### What you need to do:
Each record must be reproduced exactly as it is shown.

### Data records:
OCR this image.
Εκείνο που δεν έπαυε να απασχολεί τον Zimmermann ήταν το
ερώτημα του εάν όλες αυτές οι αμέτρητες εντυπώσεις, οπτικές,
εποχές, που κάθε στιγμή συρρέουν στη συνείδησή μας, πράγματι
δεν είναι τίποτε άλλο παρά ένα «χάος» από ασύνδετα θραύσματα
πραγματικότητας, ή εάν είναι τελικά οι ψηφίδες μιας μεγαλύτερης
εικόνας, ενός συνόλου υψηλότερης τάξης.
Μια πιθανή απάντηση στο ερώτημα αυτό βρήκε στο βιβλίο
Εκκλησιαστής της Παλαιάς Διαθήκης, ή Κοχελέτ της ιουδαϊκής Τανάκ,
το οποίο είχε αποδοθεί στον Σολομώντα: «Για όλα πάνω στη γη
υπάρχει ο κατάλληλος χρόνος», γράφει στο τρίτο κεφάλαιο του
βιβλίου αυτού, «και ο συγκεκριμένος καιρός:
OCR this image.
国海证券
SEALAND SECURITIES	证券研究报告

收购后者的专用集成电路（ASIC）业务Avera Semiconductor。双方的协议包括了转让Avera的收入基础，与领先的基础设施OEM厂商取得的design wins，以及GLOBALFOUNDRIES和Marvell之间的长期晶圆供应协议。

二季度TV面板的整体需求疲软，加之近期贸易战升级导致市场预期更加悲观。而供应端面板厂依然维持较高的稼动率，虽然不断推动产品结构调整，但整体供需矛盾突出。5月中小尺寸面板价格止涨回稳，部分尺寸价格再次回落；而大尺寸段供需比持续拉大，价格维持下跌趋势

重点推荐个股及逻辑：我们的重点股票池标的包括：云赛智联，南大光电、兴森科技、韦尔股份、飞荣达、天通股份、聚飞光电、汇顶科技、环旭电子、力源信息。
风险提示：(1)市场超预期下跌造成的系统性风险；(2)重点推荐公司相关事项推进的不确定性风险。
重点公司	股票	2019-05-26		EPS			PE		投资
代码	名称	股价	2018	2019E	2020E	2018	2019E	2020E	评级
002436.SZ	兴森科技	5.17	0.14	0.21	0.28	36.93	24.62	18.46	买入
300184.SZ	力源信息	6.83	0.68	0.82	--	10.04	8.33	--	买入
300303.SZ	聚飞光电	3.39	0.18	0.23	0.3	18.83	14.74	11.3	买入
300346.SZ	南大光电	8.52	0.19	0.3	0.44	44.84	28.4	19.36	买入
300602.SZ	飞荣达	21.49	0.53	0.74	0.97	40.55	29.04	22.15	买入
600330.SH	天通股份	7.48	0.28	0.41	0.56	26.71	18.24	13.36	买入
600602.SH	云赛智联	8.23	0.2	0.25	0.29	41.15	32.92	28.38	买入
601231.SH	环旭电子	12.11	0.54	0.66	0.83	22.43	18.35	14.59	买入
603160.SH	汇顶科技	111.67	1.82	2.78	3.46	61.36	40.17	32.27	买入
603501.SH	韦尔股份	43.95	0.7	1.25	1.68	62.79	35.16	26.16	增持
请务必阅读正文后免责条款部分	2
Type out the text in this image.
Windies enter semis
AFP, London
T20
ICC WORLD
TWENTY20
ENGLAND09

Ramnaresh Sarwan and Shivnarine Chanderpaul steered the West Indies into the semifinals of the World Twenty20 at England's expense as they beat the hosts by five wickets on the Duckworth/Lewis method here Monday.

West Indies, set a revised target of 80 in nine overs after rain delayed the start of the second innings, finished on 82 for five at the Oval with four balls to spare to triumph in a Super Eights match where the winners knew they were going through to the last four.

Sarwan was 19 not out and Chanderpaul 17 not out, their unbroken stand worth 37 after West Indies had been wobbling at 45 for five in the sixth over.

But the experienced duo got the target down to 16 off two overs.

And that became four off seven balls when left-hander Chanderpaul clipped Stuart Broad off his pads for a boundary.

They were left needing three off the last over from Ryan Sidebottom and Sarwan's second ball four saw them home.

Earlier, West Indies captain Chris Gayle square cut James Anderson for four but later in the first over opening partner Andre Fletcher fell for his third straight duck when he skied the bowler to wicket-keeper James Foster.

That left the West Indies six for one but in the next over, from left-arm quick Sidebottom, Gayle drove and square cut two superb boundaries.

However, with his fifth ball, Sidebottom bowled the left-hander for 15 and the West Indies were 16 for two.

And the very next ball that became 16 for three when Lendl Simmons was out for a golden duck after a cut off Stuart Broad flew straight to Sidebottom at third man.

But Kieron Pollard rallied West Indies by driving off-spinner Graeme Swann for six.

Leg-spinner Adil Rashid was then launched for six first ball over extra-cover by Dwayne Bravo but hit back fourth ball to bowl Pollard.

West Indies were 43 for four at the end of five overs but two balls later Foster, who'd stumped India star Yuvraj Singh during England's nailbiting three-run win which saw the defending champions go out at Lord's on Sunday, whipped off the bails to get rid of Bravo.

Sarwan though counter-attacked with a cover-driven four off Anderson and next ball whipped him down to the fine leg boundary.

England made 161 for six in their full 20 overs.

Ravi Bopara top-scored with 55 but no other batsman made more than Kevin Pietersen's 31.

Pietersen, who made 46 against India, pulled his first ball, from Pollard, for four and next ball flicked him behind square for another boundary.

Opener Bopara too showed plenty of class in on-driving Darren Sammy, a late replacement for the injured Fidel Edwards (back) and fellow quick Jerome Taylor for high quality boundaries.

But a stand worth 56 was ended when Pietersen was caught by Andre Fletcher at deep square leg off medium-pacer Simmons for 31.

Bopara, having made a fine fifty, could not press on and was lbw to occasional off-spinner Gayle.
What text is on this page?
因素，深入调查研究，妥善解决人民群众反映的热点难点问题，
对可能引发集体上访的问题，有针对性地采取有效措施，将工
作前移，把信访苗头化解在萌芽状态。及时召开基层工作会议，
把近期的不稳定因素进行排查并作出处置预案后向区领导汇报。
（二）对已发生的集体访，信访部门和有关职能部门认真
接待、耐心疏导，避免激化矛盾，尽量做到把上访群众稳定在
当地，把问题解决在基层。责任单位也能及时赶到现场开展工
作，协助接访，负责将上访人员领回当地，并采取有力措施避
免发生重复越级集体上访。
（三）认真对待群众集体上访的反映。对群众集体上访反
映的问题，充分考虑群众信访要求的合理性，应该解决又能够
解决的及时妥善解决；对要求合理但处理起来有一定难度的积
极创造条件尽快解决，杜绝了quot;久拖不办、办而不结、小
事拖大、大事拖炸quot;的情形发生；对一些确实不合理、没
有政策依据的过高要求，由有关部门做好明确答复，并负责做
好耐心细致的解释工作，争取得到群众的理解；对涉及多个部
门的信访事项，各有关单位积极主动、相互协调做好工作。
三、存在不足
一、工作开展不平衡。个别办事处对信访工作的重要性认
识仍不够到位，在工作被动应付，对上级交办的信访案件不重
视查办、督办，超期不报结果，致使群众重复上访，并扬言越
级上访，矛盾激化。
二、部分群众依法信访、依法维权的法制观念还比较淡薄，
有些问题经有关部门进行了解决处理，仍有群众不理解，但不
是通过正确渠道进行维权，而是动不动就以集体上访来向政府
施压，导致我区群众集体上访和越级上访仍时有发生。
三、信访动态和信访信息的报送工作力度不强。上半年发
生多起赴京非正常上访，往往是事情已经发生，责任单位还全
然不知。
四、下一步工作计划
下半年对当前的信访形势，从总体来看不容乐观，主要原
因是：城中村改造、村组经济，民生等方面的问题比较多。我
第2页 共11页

### Completed task:
OCR this image.
Εκείνο που δεν έπαυε να απασχολεί τον Zimmermann ήταν το
ερώτημα του εάν όλες αυτές οι αμέτρητες εντυπώσεις, οπτικές,
εποχές, που κάθε στιγμή συρρέουν στη συνείδησή μας, πράγματι
δεν είναι τίποτε άλλο παρά ένα «χάος» από ασύνδετα θραύσματα
πραγματικότητας, ή εάν είναι τελικά οι ψηφίδες μιας μεγαλύτερης
εικόνας, ενός συνόλου υψηλότερης τάξης.
Μια πιθανή απάντηση στο ερώτημα αυτό βρήκε στο βιβλίο
Εκκλησιαστής της Παλαιάς Διαθήκης, ή Κοχελέτ της ιουδαϊκής Τανάκ,
το οποίο είχε αποδοθεί στον Σολομώντα: «Για όλα πάνω στη γη
υπάρχει ο κατάλληλος χρόνος», γράφει στο τρίτο κεφάλαιο του
βιβλίου αυτού, «και ο συγκεκριμένος καιρός:
OCR this image.
国海证券
SEALAND SECURITIES	证券研究报告

收购后者的专用集成电路（ASIC）业务Avera Semiconductor。双方的协议包括了转让Avera的收入基础，与领先的基础设施OEM厂商取得的design wins，以及GLOBALFOUNDRIES和Marvell之间的长期晶圆供应协议。

二季度TV面板的整体需求疲软，加之近期贸易战升级导致市场预期更加悲观。而供应端面板厂依然维持较高的稼动率，虽然不断推动产品结构调整，但整体供需矛盾突出。5月中小尺寸面板价格止涨回稳，部分尺寸价格再次回落；而大尺寸段供需比持续拉大，价格维持下跌趋势

重点推荐个股及逻辑：我们的重点股票池标的包括：云赛智联，南大光电、兴森科技、韦尔股份、飞荣达、天通股份、聚飞光电、汇顶科技、环旭电子、力源信息。
风险提示：(1)市场超预期下跌造成的系统性风险；(2)重点推荐公司相关事项推进的不确定性风险。
重点公司	股票	2019-05-26		EPS			PE		投资
代码	名称	股价	2018	2019E	2020E	2018	2019E	2020E	评级
002436.SZ	兴森科技	5.17	0.14	0.21	0.28	36.93	24.62	18.46	买入
300184.SZ	力源信息	6.83	0.68	0.82	--	10.04	8.33	--	买入
300303.SZ	聚飞光电	3.39	0.18	0.23	0.3	18.83	14.74	11.3	买入
300346.SZ	南大光电	8.52	0.19	0.3	0.44	44.84	28.4	19.36	买入
300602.SZ	飞荣达	21.49	0.53	0.74	0.97	40.55	29.04	22.15	买入
600330.SH	天通股份	7.48	0.28	0.41	0.56	26.71	18.24	13.36	买入
600602.SH	云赛智联	8.23	0.2	0.25	0.29	41.15	32.92	28.38	买入
601231.SH	环旭电子	12.11	0.54	0.66	0.83	22.43	18.35	14.59	买入
603160.SH	汇顶科技	111.67	1.82	2.78	3.46	61.36	40.17	32.27	买入
603501.SH	韦尔股份	43.95	0.7	1.25	1.68	62.79	35.16	26.16	增持
请务必阅读正文后免责条款部分	2
Type out the text in this image.
Windies enter semis
AFP, London
T20
ICC WORLD
TWENTY20
ENGLAND09

Ramnaresh Sarwan and Shivnarine Chanderpaul steered the West Indies into the semifinals of the World Twenty20 at England's expense as they beat the hosts by five wickets on the Duckworth/Lewis method here Monday.

West Indies, set a revised target of 80 in nine overs after rain delayed the start of the second innings, finished on 82 for five at the Oval with four balls to spare to triumph in a Super Eights match where the winners knew they were going through to the last four.

Sarwan was 19 not out and Chanderpaul 17 not out, their unbroken stand worth 37 after West Indies had been wobbling at 45 for five in the sixth over.

But the experienced duo got the target down to 16 off two overs.

And that became four off seven balls when left-hander Chanderpaul clipped Stuart Broad off his pads for a boundary.

They were left needing three off the last over from Ryan Sidebottom and Sarwan's second ball four saw them home.

Earlier, West Indies captain Chris Gayle square cut James Anderson for four but later in the first over opening partner Andre Fletcher fell for his third straight duck when he skied the bowler to wicket-keeper James Foster.

That left the West Indies six for one but in the next over, from left-arm quick Sidebottom, Gayle drove and square cut two superb boundaries.

However, with his fifth ball, Sidebottom bowled the left-hander for 15 and the West Indies were 16 for two.

And the very next ball that became 16 for three when Lendl Simmons was out for a golden duck after a cut off Stuart Broad flew straight to Sidebottom at third man.

But Kieron Pollard rallied West Indies by driving off-spinner Graeme Swann for six.

Leg-spinner Adil Rashid was then launched for six first ball over extra-cover by Dwayne Bravo but hit back fourth ball to bowl Pollard.

West Indies were 43 for four at the end of five overs but two balls later Foster, who'd stumped India star Yuvraj Singh during England's nailbiting three-run win which saw the defending champions go out at Lord's on Sunday, whipped off the bails to get rid of Bravo.

Sarwan though counter-attacked with a cover-driven four off Anderson and next ball whipped him down to the fine leg boundary.

England made 161 for six in their full 20 overs.

Ravi Bopara top-scored with 55 but no other batsman made more than Kevin Pietersen's 31.

Pietersen, who made 46 against India, pulled his first ball, from Pollard, for four and next ball flicked him behind square for another boundary.

Opener Bopara too showed plenty of class in on-driving Darren Sammy, a late replacement for the injured Fidel Edwards (back) and fellow quick Jerome Taylor for high quality boundaries.

But a stand worth 56 was ended when Pietersen was caught by Andre Fletcher at deep square leg off medium-pacer Simmons for 31.

Bopara, having made a fine fifty, could not press on and was lbw to occasional off-spinner Gayle.
What text is on this page?
因素，深入调查研究，妥善解决人民群众反映的热点难点问题，
对可能引发集体上访的问题，有针对性地采取有效措施，将工
作前移，把信访苗头化解在萌芽状态。及时召开基层工作会议，
把近期的不稳定因素进行排查并作出处置预案后向区领导汇报。
（二）对已发生的集体访，信访部门和有关职能部门认真
接待、耐心疏导，避免激化矛盾，尽量做到把上访群众稳定在
当地，把问题解决在基层。责任单位也能及时赶到现场开展工
作，协助接访，负责将上访人员领回当地，并采取有力措施避
免发生重复越级集体上访。
（三）认真对待群众集体上访的反映。对群众集体上访反
映的问题，充分考虑群众信访要求的合理性，应该解决又能够
解决的及时妥善解决；对要求合理但处理起来有一定难度的积
极创造条件尽快解决，杜绝了quot;久拖不办、办而不结、小
事拖大、大事拖炸quot;的情形发生；对一些确实不合理、没
有政策依据的过高要求，由有关部门做好明确答复，并负责做
好耐心细致的解释工作，争取得到群众的理解；对涉及多个部
门的信访事项，各有关单位积极主动、相互协调做好工作。
三、存在不足
一、工作开展不平衡。个别办事处对信访工作的重要性认
识仍不够到位，在工作被动应付，对上级交办的信访案件不重
视查办、督办，超期不报结果，致使群众重复上访，并扬言越
级上访，矛盾激化。
二、部分群众依法信访、依法维权的法制观念还比较淡薄，
有些问题经有关部门进行了解决处理，仍有群众不理解，但不
是通过正确渠道进行维权，而是动不动就以集体上访来向政府
施压，导致我区群众集体上访和越级上访仍时有发生。
三、信访动态和信访信息的报送工作力度不强。上半年发
生多起赴京非正常上访，往往是事情已经发生，责任单位还全
然不知。
四、下一步工作计划
下半年对当前的信访形势，从总体来看不容乐观，主要原
因是：城中村改造、村组经济，民生等方面的问题比较多。我
第2页 共11页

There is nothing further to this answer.